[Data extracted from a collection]
..........

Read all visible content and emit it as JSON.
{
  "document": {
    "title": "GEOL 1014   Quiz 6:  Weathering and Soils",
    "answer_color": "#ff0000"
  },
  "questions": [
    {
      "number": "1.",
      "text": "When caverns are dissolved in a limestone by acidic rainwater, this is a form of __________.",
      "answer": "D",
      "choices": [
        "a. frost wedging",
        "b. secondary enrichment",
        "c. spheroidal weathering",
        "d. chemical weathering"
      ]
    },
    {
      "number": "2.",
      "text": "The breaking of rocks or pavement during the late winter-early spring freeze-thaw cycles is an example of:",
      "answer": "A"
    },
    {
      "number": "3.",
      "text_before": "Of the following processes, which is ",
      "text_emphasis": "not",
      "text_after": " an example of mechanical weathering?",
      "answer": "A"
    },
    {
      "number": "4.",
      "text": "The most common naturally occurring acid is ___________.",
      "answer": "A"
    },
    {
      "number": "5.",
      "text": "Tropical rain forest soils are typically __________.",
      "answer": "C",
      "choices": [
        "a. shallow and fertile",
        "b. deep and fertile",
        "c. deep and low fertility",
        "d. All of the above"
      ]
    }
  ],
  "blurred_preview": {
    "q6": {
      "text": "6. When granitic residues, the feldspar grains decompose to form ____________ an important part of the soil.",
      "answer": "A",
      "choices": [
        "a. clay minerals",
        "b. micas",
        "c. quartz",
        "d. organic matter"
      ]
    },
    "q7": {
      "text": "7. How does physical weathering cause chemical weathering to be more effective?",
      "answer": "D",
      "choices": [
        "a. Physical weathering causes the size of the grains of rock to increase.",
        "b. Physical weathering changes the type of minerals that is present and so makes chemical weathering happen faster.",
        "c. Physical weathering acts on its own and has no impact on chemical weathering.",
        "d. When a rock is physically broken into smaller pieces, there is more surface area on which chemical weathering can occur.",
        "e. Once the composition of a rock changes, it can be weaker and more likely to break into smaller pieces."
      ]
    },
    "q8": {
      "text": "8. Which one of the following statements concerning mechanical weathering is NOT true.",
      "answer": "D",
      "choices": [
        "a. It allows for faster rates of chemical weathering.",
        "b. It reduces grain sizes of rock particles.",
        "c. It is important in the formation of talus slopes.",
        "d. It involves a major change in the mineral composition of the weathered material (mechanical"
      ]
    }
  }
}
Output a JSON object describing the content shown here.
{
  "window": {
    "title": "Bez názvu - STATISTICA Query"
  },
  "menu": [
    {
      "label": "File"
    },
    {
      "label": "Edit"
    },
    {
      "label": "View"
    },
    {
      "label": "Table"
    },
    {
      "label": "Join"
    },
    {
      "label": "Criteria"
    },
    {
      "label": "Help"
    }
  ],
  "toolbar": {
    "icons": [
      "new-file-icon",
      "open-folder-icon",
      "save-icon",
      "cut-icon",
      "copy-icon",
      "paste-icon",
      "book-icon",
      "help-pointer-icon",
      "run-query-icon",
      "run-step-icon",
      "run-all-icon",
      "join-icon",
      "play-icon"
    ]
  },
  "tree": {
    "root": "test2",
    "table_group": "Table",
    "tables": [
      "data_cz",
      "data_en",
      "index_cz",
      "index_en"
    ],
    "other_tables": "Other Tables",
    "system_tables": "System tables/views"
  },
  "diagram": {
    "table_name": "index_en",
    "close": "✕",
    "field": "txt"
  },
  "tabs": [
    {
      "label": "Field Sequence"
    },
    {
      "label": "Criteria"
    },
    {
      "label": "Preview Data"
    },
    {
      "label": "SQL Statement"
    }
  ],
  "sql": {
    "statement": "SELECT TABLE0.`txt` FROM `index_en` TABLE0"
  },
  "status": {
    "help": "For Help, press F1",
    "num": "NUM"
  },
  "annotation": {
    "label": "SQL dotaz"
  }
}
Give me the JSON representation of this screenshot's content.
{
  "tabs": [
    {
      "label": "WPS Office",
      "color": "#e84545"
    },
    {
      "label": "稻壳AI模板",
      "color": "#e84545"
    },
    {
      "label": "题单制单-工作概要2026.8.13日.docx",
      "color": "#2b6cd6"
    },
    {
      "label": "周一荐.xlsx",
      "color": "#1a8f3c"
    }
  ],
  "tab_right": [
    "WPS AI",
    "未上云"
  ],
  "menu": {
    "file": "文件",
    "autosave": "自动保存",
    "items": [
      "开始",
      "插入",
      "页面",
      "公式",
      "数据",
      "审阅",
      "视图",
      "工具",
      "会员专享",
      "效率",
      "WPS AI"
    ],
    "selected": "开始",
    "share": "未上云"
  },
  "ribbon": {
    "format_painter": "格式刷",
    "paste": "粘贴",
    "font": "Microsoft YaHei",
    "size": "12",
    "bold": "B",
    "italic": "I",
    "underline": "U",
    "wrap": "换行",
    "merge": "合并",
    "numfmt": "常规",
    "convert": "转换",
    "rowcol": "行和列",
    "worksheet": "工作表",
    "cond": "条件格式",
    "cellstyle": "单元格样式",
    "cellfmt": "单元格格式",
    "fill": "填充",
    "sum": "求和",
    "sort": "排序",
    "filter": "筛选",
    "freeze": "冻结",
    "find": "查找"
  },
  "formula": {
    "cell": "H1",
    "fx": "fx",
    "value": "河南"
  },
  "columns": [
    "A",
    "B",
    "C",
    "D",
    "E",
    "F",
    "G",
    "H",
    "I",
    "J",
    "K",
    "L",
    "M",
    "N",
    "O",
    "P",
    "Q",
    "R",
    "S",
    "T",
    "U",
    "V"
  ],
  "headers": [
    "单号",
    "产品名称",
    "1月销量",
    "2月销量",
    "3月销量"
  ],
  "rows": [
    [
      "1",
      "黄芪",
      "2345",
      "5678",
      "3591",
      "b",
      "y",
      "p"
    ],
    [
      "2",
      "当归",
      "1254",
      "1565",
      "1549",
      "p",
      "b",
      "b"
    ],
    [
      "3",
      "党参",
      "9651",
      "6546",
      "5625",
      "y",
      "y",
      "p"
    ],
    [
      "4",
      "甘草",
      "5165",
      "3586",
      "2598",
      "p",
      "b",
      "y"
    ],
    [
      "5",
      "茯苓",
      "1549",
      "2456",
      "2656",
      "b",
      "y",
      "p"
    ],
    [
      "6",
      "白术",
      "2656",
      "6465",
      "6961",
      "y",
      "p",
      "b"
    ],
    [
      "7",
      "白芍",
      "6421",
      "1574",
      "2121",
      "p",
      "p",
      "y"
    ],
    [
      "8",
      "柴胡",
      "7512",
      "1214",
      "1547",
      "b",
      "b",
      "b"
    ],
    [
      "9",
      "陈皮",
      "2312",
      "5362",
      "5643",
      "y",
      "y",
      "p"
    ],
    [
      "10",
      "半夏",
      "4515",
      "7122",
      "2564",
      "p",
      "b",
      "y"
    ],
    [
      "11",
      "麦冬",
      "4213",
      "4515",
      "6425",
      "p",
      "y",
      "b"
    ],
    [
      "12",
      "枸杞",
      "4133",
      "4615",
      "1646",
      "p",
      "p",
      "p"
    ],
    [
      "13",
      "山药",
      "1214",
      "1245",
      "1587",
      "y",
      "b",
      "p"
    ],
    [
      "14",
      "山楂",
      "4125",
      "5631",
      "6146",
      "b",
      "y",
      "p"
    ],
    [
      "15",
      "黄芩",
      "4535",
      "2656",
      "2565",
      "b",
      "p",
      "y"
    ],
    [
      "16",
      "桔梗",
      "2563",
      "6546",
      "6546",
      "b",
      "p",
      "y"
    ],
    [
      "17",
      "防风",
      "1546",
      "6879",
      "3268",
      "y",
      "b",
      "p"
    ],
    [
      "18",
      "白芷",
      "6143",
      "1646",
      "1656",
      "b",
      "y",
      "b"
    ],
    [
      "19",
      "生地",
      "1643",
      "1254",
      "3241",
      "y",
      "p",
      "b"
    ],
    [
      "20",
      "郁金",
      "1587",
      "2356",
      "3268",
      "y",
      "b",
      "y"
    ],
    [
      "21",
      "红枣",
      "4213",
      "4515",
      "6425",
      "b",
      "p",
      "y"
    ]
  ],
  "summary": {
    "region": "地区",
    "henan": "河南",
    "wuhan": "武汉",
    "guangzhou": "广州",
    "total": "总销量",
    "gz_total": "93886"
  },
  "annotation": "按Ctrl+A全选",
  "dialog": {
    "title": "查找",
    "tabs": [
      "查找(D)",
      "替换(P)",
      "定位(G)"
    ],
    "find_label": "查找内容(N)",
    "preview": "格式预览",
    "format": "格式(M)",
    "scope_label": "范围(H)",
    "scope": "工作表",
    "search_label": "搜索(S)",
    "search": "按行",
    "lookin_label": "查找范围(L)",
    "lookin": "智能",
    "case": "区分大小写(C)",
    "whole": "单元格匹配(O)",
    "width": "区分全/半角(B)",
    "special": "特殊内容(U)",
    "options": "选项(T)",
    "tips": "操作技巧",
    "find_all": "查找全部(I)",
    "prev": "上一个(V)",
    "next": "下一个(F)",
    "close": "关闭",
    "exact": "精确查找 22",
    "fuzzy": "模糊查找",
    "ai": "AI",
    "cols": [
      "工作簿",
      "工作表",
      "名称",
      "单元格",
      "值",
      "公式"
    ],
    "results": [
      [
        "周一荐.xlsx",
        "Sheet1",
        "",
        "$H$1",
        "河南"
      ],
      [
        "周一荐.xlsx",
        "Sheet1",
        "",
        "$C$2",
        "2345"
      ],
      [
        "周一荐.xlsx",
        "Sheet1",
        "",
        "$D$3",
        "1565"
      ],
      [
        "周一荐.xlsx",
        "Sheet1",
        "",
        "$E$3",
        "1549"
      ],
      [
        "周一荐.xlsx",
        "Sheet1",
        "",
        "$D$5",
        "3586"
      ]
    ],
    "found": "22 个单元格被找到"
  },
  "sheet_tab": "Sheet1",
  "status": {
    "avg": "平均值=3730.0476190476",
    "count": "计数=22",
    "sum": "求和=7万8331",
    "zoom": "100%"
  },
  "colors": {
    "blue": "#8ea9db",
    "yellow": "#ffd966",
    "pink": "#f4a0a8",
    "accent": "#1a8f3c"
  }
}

..........

SET EXERCISE => Work out how many lines above have the string "grains" in them, and give only the number.

TASK OUTPUT => 2